### Task material
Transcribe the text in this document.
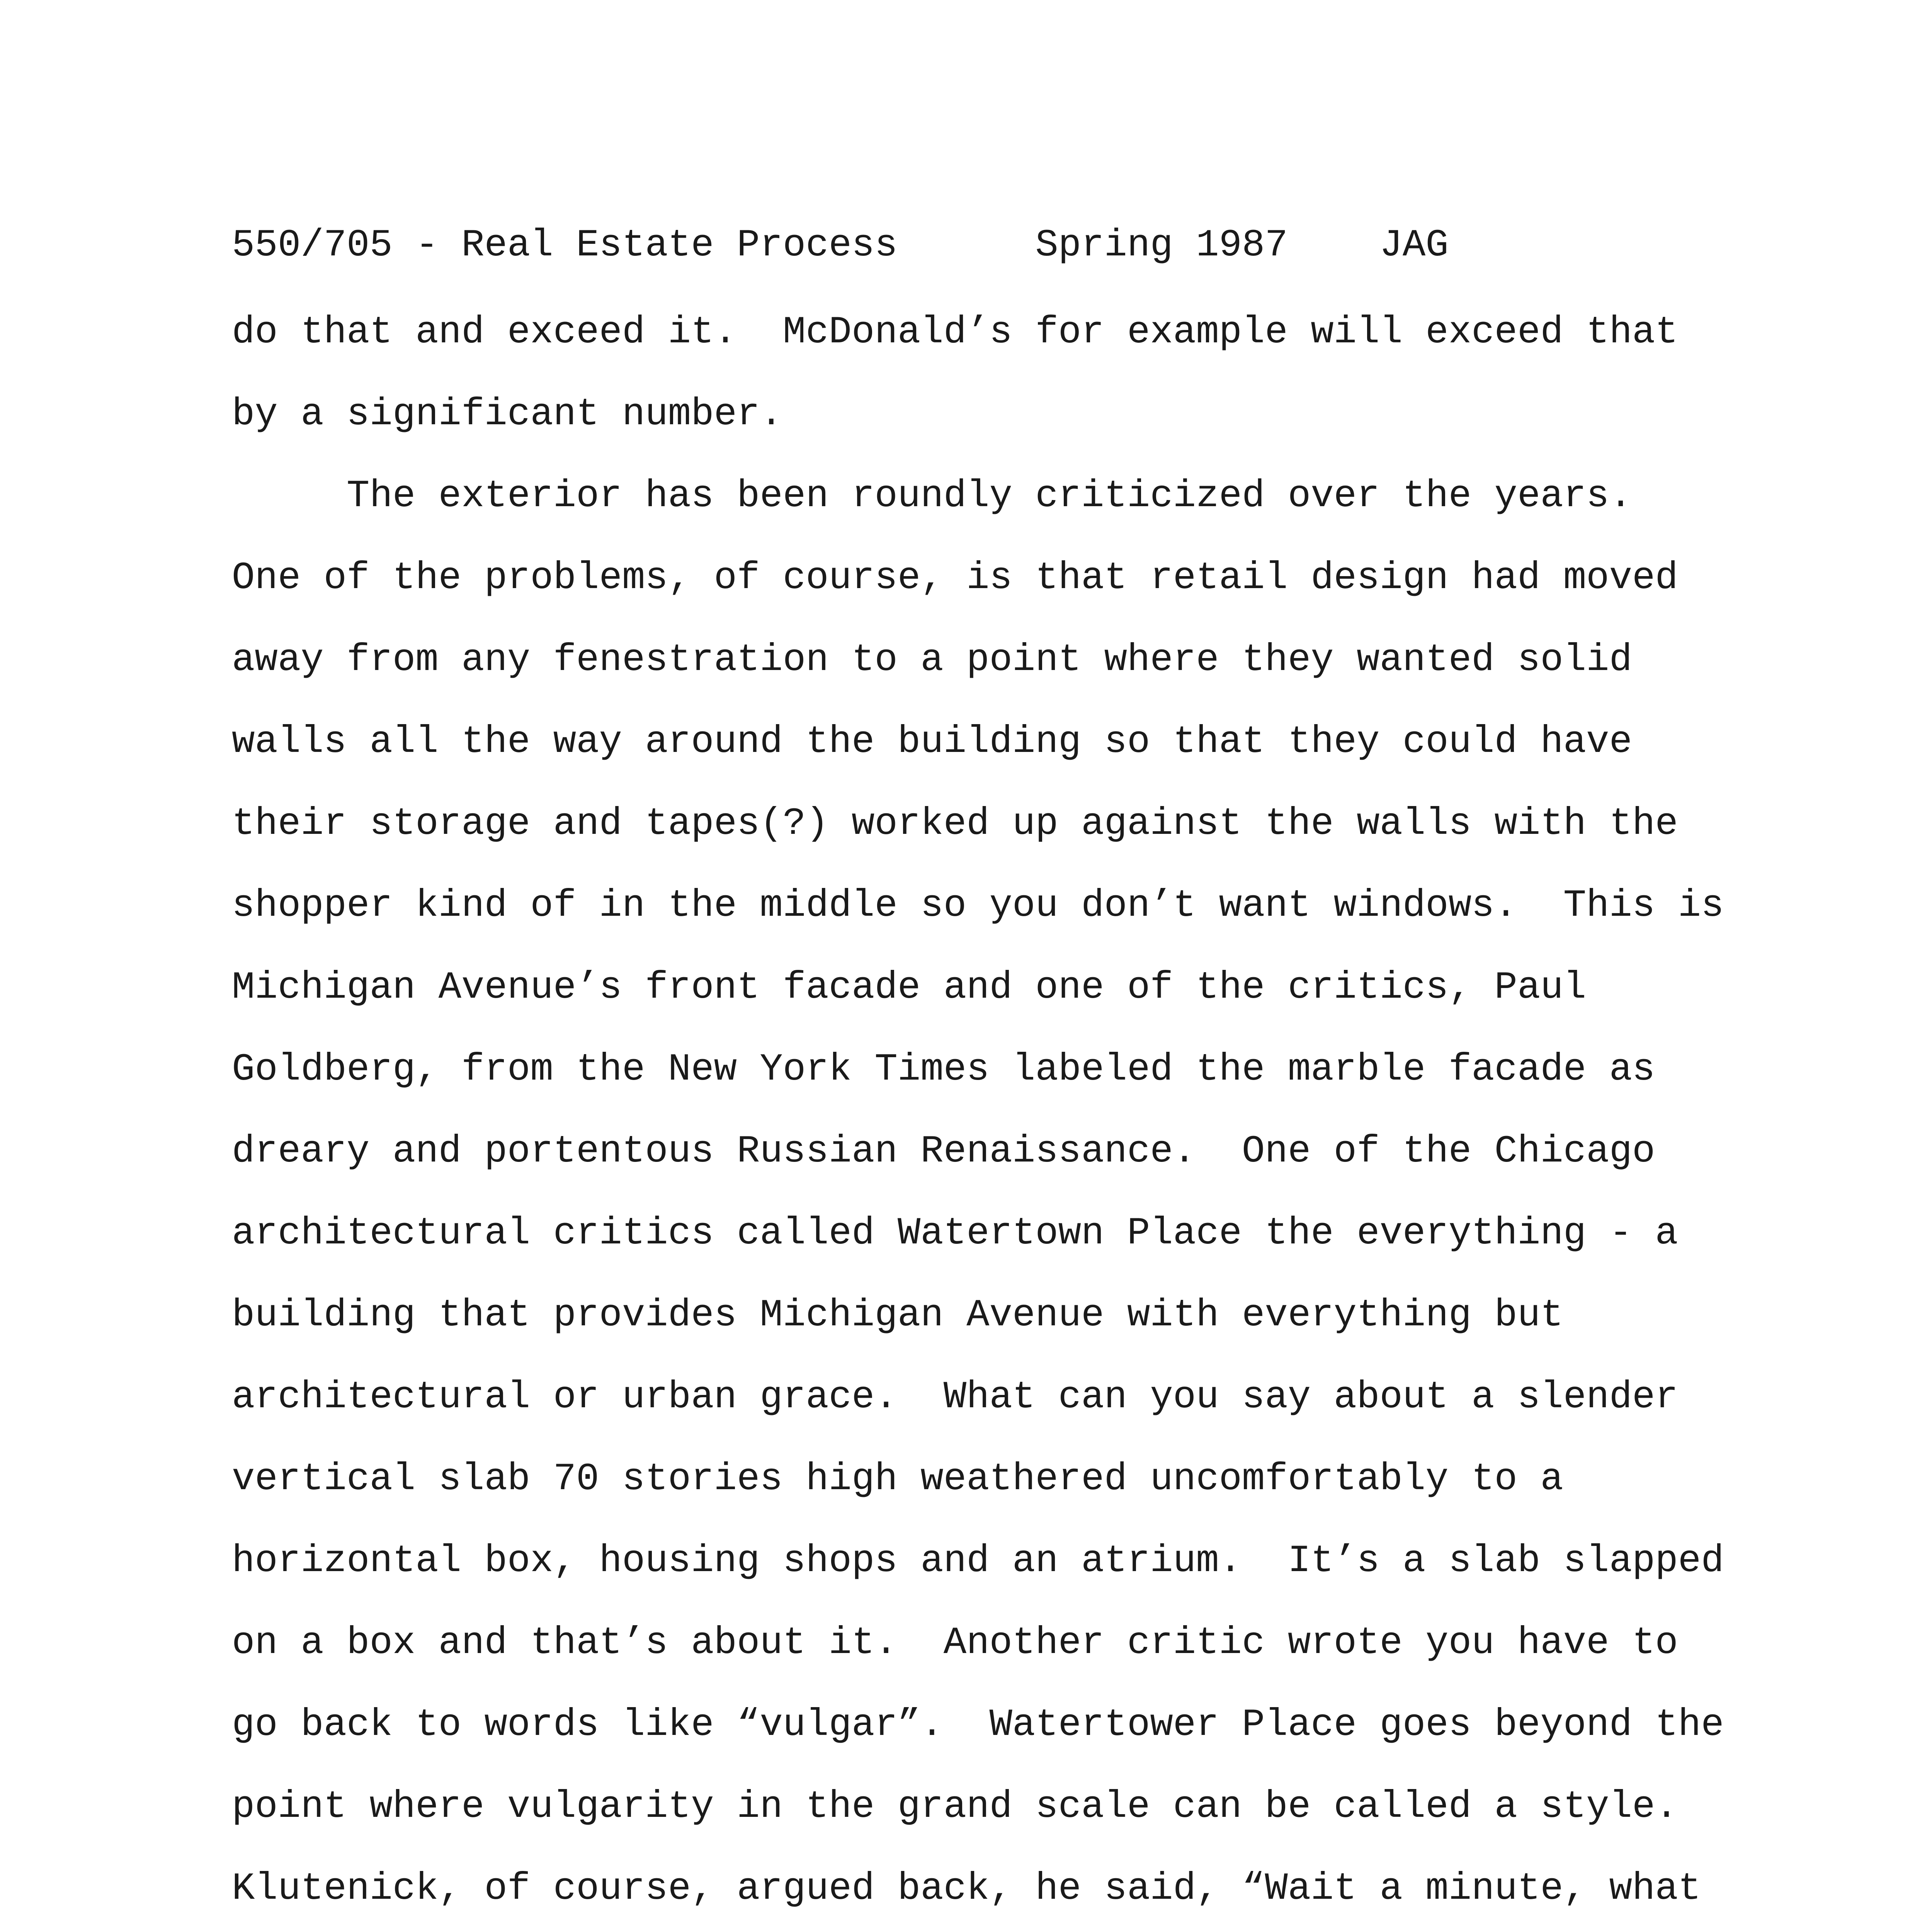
550/705 - Real Estate Process	Spring 1987 JAG
do that and exceed it.  McDonald’s for example will exceed that
by a significant number.
The exterior has been roundly criticized over the years.
One of the problems, of course, is that retail design had moved
away from any fenestration to a point where they wanted solid
walls all the way around the building so that they could have
their storage and tapes(?) worked up against the walls with the
shopper kind of in the middle so you don’t want windows.  This is
Michigan Avenue’s front facade and one of the critics, Paul
Goldberg, from the New York Times labeled the marble facade as
dreary and portentous Russian Renaissance.  One of the Chicago
architectural critics called Watertown Place the everything - a
building that provides Michigan Avenue with everything but
architectural or urban grace.  What can you say about a slender
vertical slab 70 stories high weathered uncomfortably to a
horizontal box, housing shops and an atrium.  It’s a slab slapped
on a box and that’s about it.  Another critic wrote you have to
go back to words like “vulgar”.  Watertower Place goes beyond the
point where vulgarity in the grand scale can be called a style.
Klutenick, of course, argued back, he said, “Wait a minute, what
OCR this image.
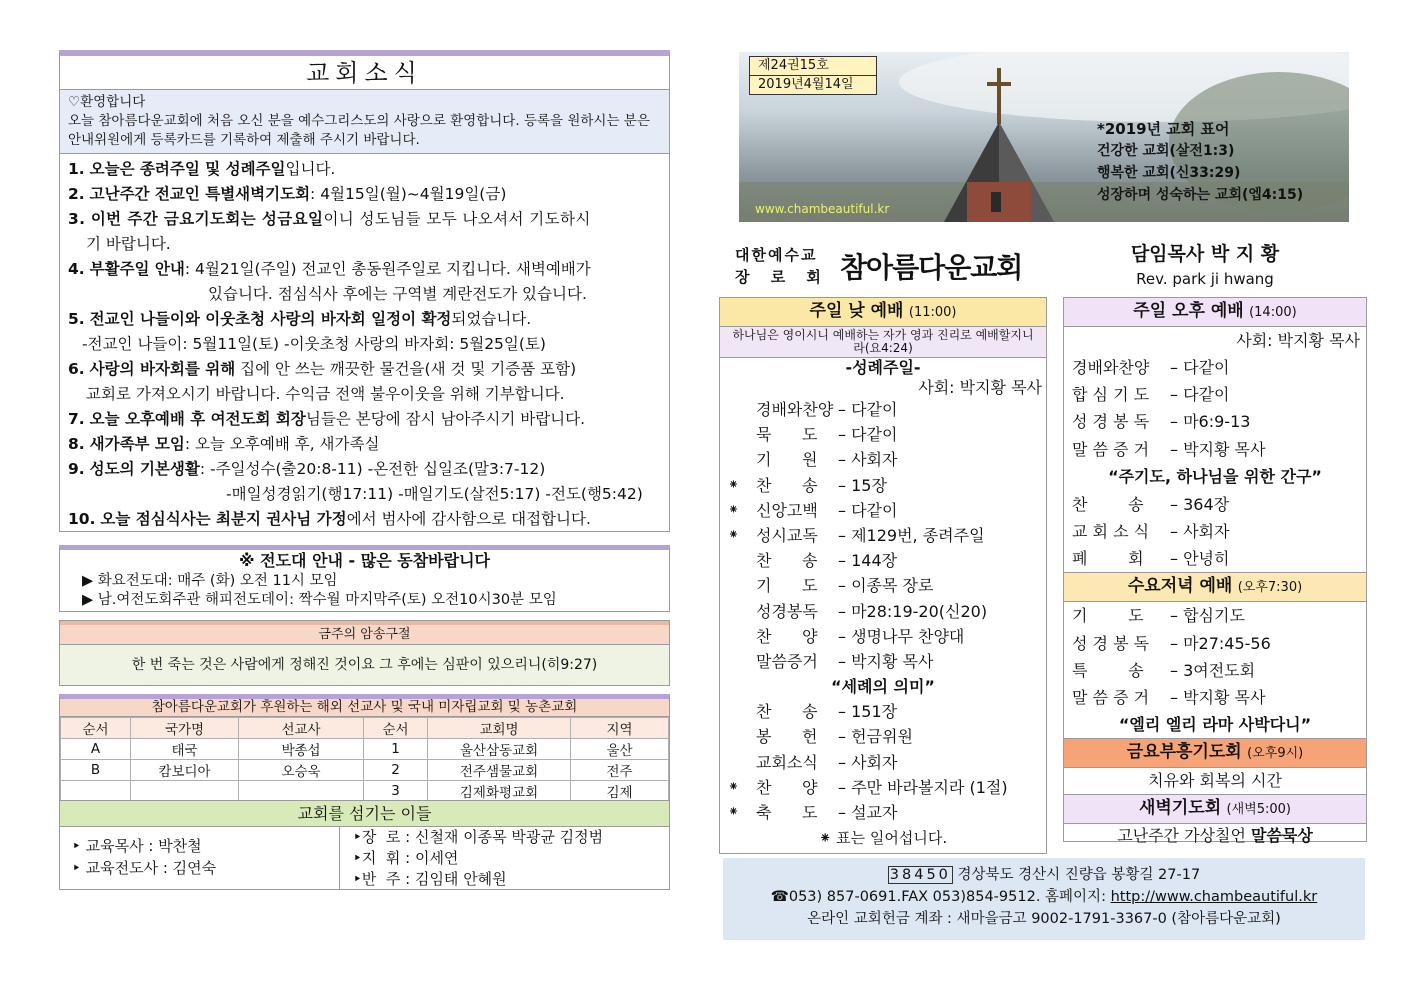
교회소식
♡환영합니다
오늘 참아름다운교회에 처음 오신 분을 예수그리스도의 사랑으로 환영합니다. 등록을 원하시는 분은 안내위원에게 등록카드를 기록하여 제출해 주시기 바랍니다.
1. 오늘은 종려주일 및 성례주일입니다.
2. 고난주간 전교인 특별새벽기도회: 4월15일(월)~4월19일(금)
3. 이번 주간 금요기도회는 성금요일이니 성도님들 모두 나오셔서 기도하시
기 바랍니다.
4. 부활주일 안내: 4월21일(주일) 전교인 총동원주일로 지킵니다. 새벽예배가
있습니다. 점심식사 후에는 구역별 계란전도가 있습니다.
5. 전교인 나들이와 이웃초청 사랑의 바자회 일정이 확정되었습니다.
-전교인 나들이: 5월11일(토) -이웃초청 사랑의 바자회: 5월25일(토)
6. 사랑의 바자회를 위해 집에 안 쓰는 깨끗한 물건을(새 것 및 기증품 포함)
교회로 가져오시기 바랍니다. 수익금 전액 불우이웃을 위해 기부합니다.
7. 오늘 오후예배 후 여전도회 회장님들은 본당에 잠시 남아주시기 바랍니다.
8. 새가족부 모임: 오늘 오후예배 후, 새가족실
9. 성도의 기본생활: -주일성수(출20:8-11) -온전한 십일조(말3:7-12)
-매일성경읽기(행17:11) -매일기도(살전5:17) -전도(행5:42)
10. 오늘 점심식사는 최분지 권사님 가정에서 범사에 감사함으로 대접합니다.
※ 전도대 안내 - 많은 동참바랍니다
▶ 화요전도대: 매주 (화) 오전 11시 모임
▶ 남.여전도회주관 해피전도데이: 짝수월 마지막주(토) 오전10시30분 모임
금주의 암송구절
한 번 죽는 것은 사람에게 정해진 것이요 그 후에는 심판이 있으리니(히9:27)
참아름다운교회가 후원하는 해외 선교사 및 국내 미자립교회 및 농촌교회
순서	국가명	선교사	순서	교회명	지역
A	태국	박종섭	1	울산삼동교회	울산
B	캄보디아	오승욱	2	전주샘물교회	전주
			3	김제화평교회	김제
교회를 섬기는 이들
‣ 교육목사 : 박찬철
‣ 교육전도사 : 김연숙
‣장  로 : 신철재 이종목 박광균 김정범
‣지  휘 : 이세연
‣반  주 : 김임태 안혜원
제24권15호
2019년4월14일
*2019년 교회 표어
건강한 교회(살전1:3)
행복한 교회(신33:29)
성장하며 성숙하는 교회(엡4:15)
www.chambeautiful.kr
대한예수교
장 로 회 참아름다운교회	담임목사 박 지 황
Rev. park ji hwang
주일 낮 예배 (11:00)
하나님은 영이시니 예배하는 자가 영과 진리로 예배할지니라(요4:24)
-성례주일-
사회: 박지황 목사
경배와찬양 – 다같이
묵      도 – 다같이
기      원 – 사회자
⁕ 찬      송 – 15장
⁕ 신앙고백 – 다같이
⁕ 성시교독 – 제129번, 종려주일
찬      송 – 144장
기      도 – 이종목 장로
성경봉독 – 마28:19-20(신20)
찬      양 – 생명나무 찬양대
말씀증거 – 박지황 목사
“세례의 의미”
찬      송 – 151장
봉      헌 – 헌금위원
교회소식 – 사회자
⁕ 찬      양 – 주만 바라볼지라 (1절)
⁕ 축      도 – 설교자
⁕ 표는 일어섭니다.
주일 오후 예배 (14:00)
사회: 박지황 목사
경배와찬양 – 다같이
합 심 기 도 – 다같이
성 경 봉 독 – 마6:9-13
말 씀 증 거 – 박지황 목사
“주기도, 하나님을 위한 간구”
찬        송 – 364장
교 회 소 식 – 사회자
폐        회 – 안녕히
수요저녁 예배 (오후7:30)
기        도 – 합심기도
성 경 봉 독 – 마27:45-56
특        송 – 3여전도회
말 씀 증 거 – 박지황 목사
“엘리 엘리 라마 사박다니”
금요부흥기도회 (오후9시)
치유와 회복의 시간
새벽기도회 (새벽5:00)
고난주간 가상칠언 말씀묵상
38450 경상북도 경산시 진량읍 봉황길 27-17
☎053) 857-0691.FAX 053)854-9512. 홈페이지: http://www.chambeautiful.kr
온라인 교회헌금 계좌 : 새마을금고 9002-1791-3367-0 (참아름다운교회)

### Task prompt
Reproduce each line word for word and drop the pictures.

### Solution
Transcribe the text in this document.
550/705 - Real Estate Process	Spring 1987 JAG
do that and exceed it.  McDonald’s for example will exceed that
by a significant number.
The exterior has been roundly criticized over the years.
One of the problems, of course, is that retail design had moved
away from any fenestration to a point where they wanted solid
walls all the way around the building so that they could have
their storage and tapes(?) worked up against the walls with the
shopper kind of in the middle so you don’t want windows.  This is
Michigan Avenue’s front facade and one of the critics, Paul
Goldberg, from the New York Times labeled the marble facade as
dreary and portentous Russian Renaissance.  One of the Chicago
architectural critics called Watertown Place the everything - a
building that provides Michigan Avenue with everything but
architectural or urban grace.  What can you say about a slender
vertical slab 70 stories high weathered uncomfortably to a
horizontal box, housing shops and an atrium.  It’s a slab slapped
on a box and that’s about it.  Another critic wrote you have to
go back to words like “vulgar”.  Watertower Place goes beyond the
point where vulgarity in the grand scale can be called a style.
Klutenick, of course, argued back, he said, “Wait a minute, what
OCR this image.
교회소식
♡환영합니다
오늘 참아름다운교회에 처음 오신 분을 예수그리스도의 사랑으로 환영합니다. 등록을 원하시는 분은 안내위원에게 등록카드를 기록하여 제출해 주시기 바랍니다.
1. 오늘은 종려주일 및 성례주일입니다.
2. 고난주간 전교인 특별새벽기도회: 4월15일(월)~4월19일(금)
3. 이번 주간 금요기도회는 성금요일이니 성도님들 모두 나오셔서 기도하시
기 바랍니다.
4. 부활주일 안내: 4월21일(주일) 전교인 총동원주일로 지킵니다. 새벽예배가
있습니다. 점심식사 후에는 구역별 계란전도가 있습니다.
5. 전교인 나들이와 이웃초청 사랑의 바자회 일정이 확정되었습니다.
-전교인 나들이: 5월11일(토) -이웃초청 사랑의 바자회: 5월25일(토)
6. 사랑의 바자회를 위해 집에 안 쓰는 깨끗한 물건을(새 것 및 기증품 포함)
교회로 가져오시기 바랍니다. 수익금 전액 불우이웃을 위해 기부합니다.
7. 오늘 오후예배 후 여전도회 회장님들은 본당에 잠시 남아주시기 바랍니다.
8. 새가족부 모임: 오늘 오후예배 후, 새가족실
9. 성도의 기본생활: -주일성수(출20:8-11) -온전한 십일조(말3:7-12)
-매일성경읽기(행17:11) -매일기도(살전5:17) -전도(행5:42)
10. 오늘 점심식사는 최분지 권사님 가정에서 범사에 감사함으로 대접합니다.
※ 전도대 안내 - 많은 동참바랍니다
▶ 화요전도대: 매주 (화) 오전 11시 모임
▶ 남.여전도회주관 해피전도데이: 짝수월 마지막주(토) 오전10시30분 모임
금주의 암송구절
한 번 죽는 것은 사람에게 정해진 것이요 그 후에는 심판이 있으리니(히9:27)
참아름다운교회가 후원하는 해외 선교사 및 국내 미자립교회 및 농촌교회
순서	국가명	선교사	순서	교회명	지역
A	태국	박종섭	1	울산삼동교회	울산
B	캄보디아	오승욱	2	전주샘물교회	전주
			3	김제화평교회	김제
교회를 섬기는 이들
‣ 교육목사 : 박찬철
‣ 교육전도사 : 김연숙
‣장  로 : 신철재 이종목 박광균 김정범
‣지  휘 : 이세연
‣반  주 : 김임태 안혜원
제24권15호
2019년4월14일
*2019년 교회 표어
건강한 교회(살전1:3)
행복한 교회(신33:29)
성장하며 성숙하는 교회(엡4:15)
www.chambeautiful.kr
대한예수교
장 로 회 참아름다운교회	담임목사 박 지 황
Rev. park ji hwang
주일 낮 예배 (11:00)
하나님은 영이시니 예배하는 자가 영과 진리로 예배할지니라(요4:24)
-성례주일-
사회: 박지황 목사
경배와찬양 – 다같이
묵      도 – 다같이
기      원 – 사회자
⁕ 찬      송 – 15장
⁕ 신앙고백 – 다같이
⁕ 성시교독 – 제129번, 종려주일
찬      송 – 144장
기      도 – 이종목 장로
성경봉독 – 마28:19-20(신20)
찬      양 – 생명나무 찬양대
말씀증거 – 박지황 목사
“세례의 의미”
찬      송 – 151장
봉      헌 – 헌금위원
교회소식 – 사회자
⁕ 찬      양 – 주만 바라볼지라 (1절)
⁕ 축      도 – 설교자
⁕ 표는 일어섭니다.
주일 오후 예배 (14:00)
사회: 박지황 목사
경배와찬양 – 다같이
합 심 기 도 – 다같이
성 경 봉 독 – 마6:9-13
말 씀 증 거 – 박지황 목사
“주기도, 하나님을 위한 간구”
찬        송 – 364장
교 회 소 식 – 사회자
폐        회 – 안녕히
수요저녁 예배 (오후7:30)
기        도 – 합심기도
성 경 봉 독 – 마27:45-56
특        송 – 3여전도회
말 씀 증 거 – 박지황 목사
“엘리 엘리 라마 사박다니”
금요부흥기도회 (오후9시)
치유와 회복의 시간
새벽기도회 (새벽5:00)
고난주간 가상칠언 말씀묵상
38450 경상북도 경산시 진량읍 봉황길 27-17
☎053) 857-0691.FAX 053)854-9512. 홈페이지: http://www.chambeautiful.kr
온라인 교회헌금 계좌 : 새마을금고 9002-1791-3367-0 (참아름다운교회)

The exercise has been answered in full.